What you should do: The required output is the line containing "Serialize everything readable" through the final line of the material below, printed exactly, with no other lines.

━━━━━━━━

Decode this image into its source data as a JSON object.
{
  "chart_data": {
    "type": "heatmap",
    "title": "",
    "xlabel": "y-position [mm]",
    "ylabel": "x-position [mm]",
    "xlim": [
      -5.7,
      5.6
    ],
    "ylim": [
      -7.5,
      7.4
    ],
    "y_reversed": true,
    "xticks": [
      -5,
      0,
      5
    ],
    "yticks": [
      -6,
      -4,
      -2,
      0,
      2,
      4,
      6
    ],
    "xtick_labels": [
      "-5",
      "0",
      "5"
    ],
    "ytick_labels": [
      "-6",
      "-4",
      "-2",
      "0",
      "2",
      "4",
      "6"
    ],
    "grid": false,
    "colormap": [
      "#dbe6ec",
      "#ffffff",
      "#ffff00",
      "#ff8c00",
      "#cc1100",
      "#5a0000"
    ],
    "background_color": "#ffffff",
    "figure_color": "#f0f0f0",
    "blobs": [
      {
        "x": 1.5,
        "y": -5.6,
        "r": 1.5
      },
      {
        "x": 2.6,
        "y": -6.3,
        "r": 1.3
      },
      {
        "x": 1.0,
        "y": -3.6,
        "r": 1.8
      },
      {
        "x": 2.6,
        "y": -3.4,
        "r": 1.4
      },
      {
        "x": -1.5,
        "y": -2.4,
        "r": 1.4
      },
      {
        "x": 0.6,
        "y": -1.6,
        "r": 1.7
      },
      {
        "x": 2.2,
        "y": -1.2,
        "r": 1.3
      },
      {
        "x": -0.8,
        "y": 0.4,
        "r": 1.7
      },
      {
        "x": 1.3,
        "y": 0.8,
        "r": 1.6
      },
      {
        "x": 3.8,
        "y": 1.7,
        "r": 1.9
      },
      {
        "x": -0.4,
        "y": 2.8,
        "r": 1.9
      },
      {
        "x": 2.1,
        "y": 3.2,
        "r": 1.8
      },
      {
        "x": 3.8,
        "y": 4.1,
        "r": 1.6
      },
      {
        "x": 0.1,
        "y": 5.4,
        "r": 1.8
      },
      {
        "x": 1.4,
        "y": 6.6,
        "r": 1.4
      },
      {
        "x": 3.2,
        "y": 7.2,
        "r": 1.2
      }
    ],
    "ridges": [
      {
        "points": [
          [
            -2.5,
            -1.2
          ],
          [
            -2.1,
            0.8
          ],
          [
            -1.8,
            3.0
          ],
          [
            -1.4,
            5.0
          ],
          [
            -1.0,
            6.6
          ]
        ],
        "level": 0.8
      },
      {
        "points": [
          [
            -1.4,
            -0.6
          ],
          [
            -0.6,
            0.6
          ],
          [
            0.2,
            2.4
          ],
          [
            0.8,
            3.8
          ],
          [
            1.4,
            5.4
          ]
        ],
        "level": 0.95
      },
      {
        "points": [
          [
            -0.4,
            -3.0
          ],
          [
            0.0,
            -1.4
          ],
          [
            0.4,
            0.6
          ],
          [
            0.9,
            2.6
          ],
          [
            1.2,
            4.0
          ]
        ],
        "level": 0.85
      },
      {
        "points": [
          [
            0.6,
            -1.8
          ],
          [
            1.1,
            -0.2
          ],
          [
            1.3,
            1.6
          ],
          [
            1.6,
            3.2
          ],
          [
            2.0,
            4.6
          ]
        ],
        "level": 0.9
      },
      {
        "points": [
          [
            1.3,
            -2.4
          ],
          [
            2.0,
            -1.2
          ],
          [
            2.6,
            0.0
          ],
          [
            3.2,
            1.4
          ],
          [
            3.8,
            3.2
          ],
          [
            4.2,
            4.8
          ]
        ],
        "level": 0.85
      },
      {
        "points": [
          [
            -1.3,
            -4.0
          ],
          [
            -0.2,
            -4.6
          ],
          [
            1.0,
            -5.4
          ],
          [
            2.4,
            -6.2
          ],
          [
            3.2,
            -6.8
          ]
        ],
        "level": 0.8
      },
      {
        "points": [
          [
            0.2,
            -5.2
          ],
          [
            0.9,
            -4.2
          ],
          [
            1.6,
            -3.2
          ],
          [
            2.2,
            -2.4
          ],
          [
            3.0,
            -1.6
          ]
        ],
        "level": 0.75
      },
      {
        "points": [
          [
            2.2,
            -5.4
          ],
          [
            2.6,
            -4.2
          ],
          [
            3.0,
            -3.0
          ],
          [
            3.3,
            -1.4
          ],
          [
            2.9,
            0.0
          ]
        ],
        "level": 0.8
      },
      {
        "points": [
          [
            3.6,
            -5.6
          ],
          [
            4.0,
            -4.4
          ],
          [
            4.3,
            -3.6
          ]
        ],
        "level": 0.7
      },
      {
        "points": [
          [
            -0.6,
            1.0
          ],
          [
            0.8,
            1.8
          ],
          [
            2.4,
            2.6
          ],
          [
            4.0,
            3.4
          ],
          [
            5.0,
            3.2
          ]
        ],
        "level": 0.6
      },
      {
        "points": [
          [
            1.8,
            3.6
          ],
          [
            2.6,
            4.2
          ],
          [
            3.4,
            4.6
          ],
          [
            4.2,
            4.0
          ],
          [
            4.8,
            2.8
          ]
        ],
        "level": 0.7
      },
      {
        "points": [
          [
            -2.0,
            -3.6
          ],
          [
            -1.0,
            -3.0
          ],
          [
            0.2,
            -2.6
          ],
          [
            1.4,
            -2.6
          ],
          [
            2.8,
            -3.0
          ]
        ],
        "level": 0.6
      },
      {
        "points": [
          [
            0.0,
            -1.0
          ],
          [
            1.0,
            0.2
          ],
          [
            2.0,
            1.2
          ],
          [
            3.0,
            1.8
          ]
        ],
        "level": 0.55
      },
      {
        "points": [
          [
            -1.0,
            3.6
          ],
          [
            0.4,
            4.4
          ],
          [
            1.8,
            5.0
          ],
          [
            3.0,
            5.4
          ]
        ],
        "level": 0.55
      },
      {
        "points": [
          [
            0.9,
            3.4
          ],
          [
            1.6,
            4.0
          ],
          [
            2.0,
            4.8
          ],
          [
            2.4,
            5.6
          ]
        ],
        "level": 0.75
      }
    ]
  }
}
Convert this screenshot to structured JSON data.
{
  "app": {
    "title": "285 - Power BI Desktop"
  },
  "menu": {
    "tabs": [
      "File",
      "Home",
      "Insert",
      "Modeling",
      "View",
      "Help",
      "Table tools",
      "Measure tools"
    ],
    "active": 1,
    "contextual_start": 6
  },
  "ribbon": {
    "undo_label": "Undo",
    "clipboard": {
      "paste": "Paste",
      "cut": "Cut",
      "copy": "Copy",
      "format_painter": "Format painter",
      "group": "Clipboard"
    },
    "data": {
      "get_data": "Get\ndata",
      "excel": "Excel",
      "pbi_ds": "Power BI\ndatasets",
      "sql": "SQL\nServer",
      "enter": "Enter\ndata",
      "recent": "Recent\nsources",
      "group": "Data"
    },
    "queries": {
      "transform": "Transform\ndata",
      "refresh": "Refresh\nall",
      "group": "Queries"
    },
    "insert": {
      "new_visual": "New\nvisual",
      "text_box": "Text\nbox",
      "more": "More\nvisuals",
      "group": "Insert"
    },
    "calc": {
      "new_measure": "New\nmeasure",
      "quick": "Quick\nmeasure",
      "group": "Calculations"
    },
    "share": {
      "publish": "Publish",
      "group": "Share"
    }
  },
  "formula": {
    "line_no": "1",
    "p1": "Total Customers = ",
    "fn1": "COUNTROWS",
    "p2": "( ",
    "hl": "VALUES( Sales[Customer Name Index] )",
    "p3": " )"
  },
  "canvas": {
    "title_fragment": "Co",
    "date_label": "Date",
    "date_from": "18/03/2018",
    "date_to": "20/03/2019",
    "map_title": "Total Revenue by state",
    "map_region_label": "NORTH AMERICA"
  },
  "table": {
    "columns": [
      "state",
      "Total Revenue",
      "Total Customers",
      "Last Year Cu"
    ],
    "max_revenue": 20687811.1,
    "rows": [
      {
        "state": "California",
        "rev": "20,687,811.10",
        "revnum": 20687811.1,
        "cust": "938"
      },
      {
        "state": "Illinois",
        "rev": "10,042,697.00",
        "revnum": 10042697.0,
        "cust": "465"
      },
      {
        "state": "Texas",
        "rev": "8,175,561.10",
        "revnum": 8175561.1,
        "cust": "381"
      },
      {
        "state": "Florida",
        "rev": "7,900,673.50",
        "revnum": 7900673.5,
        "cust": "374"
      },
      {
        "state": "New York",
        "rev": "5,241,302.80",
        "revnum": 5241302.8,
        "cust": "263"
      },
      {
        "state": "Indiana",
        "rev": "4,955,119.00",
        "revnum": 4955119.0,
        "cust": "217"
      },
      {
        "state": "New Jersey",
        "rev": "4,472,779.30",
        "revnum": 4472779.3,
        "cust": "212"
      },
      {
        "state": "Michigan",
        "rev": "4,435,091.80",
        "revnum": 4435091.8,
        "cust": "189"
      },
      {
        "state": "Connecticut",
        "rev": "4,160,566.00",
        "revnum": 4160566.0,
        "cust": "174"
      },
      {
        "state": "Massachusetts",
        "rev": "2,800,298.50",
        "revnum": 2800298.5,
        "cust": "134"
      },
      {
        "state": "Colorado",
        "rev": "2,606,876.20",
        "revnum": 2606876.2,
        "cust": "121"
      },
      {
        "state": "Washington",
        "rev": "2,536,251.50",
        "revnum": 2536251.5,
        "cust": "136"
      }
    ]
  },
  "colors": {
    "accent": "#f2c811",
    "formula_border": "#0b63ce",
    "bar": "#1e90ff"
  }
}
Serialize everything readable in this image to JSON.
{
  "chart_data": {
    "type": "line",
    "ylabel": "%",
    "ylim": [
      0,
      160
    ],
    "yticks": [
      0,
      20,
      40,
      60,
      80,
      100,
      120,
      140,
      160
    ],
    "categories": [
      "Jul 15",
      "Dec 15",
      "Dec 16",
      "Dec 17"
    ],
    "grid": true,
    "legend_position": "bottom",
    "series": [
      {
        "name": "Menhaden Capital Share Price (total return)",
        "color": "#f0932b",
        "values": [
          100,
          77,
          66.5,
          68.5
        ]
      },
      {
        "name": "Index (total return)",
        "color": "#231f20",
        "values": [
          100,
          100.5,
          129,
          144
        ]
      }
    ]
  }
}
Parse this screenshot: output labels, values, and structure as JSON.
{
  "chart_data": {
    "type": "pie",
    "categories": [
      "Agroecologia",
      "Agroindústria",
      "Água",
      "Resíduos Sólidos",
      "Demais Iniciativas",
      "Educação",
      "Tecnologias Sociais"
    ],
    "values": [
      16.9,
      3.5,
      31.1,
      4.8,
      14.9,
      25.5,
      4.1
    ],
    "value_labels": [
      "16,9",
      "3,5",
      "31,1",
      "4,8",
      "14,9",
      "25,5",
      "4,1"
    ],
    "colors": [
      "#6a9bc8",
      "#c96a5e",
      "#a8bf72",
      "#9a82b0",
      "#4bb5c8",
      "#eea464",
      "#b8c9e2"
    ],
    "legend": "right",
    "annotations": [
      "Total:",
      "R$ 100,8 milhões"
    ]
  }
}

━━━━━━━━

Exercise output:
Serialize everything readable in this image to JSON.
{
  "chart_data": {
    "type": "line",
    "ylabel": "%",
    "ylim": [
      0,
      160
    ],
    "yticks": [
      0,
      20,
      40,
      60,
      80,
      100,
      120,
      140,
      160
    ],
    "categories": [
      "Jul 15",
      "Dec 15",
      "Dec 16",
      "Dec 17"
    ],
    "grid": true,
    "legend_position": "bottom",
    "series": [
      {
        "name": "Menhaden Capital Share Price (total return)",
        "color": "#f0932b",
        "values": [
          100,
          77,
          66.5,
          68.5
        ]
      },
      {
        "name": "Index (total return)",
        "color": "#231f20",
        "values": [
          100,
          100.5,
          129,
          144
        ]
      }
    ]
  }
}
Parse this screenshot: output labels, values, and structure as JSON.
{
  "chart_data": {
    "type": "pie",
    "categories": [
      "Agroecologia",
      "Agroindústria",
      "Água",
      "Resíduos Sólidos",
      "Demais Iniciativas",
      "Educação",
      "Tecnologias Sociais"
    ],
    "values": [
      16.9,
      3.5,
      31.1,
      4.8,
      14.9,
      25.5,
      4.1
    ],
    "value_labels": [
      "16,9",
      "3,5",
      "31,1",
      "4,8",
      "14,9",
      "25,5",
      "4,1"
    ],
    "colors": [
      "#6a9bc8",
      "#c96a5e",
      "#a8bf72",
      "#9a82b0",
      "#4bb5c8",
      "#eea464",
      "#b8c9e2"
    ],
    "legend": "right",
    "annotations": [
      "Total:",
      "R$ 100,8 milhões"
    ]
  }
}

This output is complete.